(Data excerpts)
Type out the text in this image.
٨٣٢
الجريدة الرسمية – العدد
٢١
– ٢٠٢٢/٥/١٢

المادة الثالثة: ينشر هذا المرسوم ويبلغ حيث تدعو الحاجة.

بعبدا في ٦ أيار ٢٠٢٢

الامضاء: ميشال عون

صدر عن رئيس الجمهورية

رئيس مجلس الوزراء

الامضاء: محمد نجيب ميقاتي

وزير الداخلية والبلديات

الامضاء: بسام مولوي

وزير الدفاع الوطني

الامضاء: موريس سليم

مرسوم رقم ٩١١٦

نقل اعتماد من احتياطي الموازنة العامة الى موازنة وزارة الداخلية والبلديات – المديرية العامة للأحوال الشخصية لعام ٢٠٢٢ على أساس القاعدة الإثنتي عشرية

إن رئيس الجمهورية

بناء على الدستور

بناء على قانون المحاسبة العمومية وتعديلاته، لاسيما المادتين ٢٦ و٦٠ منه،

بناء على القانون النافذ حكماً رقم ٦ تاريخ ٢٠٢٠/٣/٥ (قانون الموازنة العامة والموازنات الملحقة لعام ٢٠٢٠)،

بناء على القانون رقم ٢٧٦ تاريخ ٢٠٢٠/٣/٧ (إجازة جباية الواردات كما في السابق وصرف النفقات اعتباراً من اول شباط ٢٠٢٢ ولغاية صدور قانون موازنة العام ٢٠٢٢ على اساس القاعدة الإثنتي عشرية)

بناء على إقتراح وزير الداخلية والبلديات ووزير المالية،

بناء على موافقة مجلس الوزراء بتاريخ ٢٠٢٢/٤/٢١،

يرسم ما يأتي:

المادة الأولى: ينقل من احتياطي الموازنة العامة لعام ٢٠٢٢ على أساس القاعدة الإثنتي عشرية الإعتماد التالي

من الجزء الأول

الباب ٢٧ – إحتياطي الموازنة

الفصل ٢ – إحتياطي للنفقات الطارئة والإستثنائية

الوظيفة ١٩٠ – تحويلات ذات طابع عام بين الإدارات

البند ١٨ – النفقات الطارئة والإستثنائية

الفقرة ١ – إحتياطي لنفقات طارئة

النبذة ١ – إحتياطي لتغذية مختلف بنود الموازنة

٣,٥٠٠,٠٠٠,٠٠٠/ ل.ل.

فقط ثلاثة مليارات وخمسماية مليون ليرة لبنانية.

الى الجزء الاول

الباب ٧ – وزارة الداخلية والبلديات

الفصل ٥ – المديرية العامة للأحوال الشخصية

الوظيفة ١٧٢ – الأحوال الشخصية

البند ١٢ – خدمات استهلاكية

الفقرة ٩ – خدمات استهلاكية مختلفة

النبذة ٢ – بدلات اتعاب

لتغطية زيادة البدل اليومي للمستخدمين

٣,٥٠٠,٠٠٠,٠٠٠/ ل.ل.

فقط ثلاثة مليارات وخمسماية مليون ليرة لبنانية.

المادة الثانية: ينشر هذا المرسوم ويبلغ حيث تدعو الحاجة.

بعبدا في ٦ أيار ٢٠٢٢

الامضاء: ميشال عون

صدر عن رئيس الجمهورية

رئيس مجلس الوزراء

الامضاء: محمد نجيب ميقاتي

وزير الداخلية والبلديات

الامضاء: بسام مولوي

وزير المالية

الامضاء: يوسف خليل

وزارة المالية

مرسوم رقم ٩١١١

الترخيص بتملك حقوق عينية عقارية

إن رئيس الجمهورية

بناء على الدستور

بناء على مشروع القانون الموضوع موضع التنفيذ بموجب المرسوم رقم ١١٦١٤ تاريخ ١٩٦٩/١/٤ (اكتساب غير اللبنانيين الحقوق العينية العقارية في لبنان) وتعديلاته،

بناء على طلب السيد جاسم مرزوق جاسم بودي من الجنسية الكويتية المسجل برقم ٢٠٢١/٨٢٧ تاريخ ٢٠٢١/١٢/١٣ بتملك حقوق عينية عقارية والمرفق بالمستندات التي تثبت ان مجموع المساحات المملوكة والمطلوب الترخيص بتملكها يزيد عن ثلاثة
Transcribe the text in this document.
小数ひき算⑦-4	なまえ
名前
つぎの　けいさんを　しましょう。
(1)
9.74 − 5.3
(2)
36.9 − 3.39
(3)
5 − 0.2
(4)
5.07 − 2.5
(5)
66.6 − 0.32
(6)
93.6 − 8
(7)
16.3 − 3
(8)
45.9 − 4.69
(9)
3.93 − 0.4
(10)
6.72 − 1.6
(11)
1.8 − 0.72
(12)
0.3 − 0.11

__GIVEN TASK__
Copy out the lines starting at the one containing "Transcribe the text in this document." and ending with the last line of the entries. Include nothing else.

__RESPONSE BELOW__
Transcribe the text in this document.
小数ひき算⑦-4	なまえ
名前
つぎの　けいさんを　しましょう。
(1)
9.74 − 5.3
(2)
36.9 − 3.39
(3)
5 − 0.2
(4)
5.07 − 2.5
(5)
66.6 − 0.32
(6)
93.6 − 8
(7)
16.3 − 3
(8)
45.9 − 4.69
(9)
3.93 − 0.4
(10)
6.72 − 1.6
(11)
1.8 − 0.72
(12)
0.3 − 0.11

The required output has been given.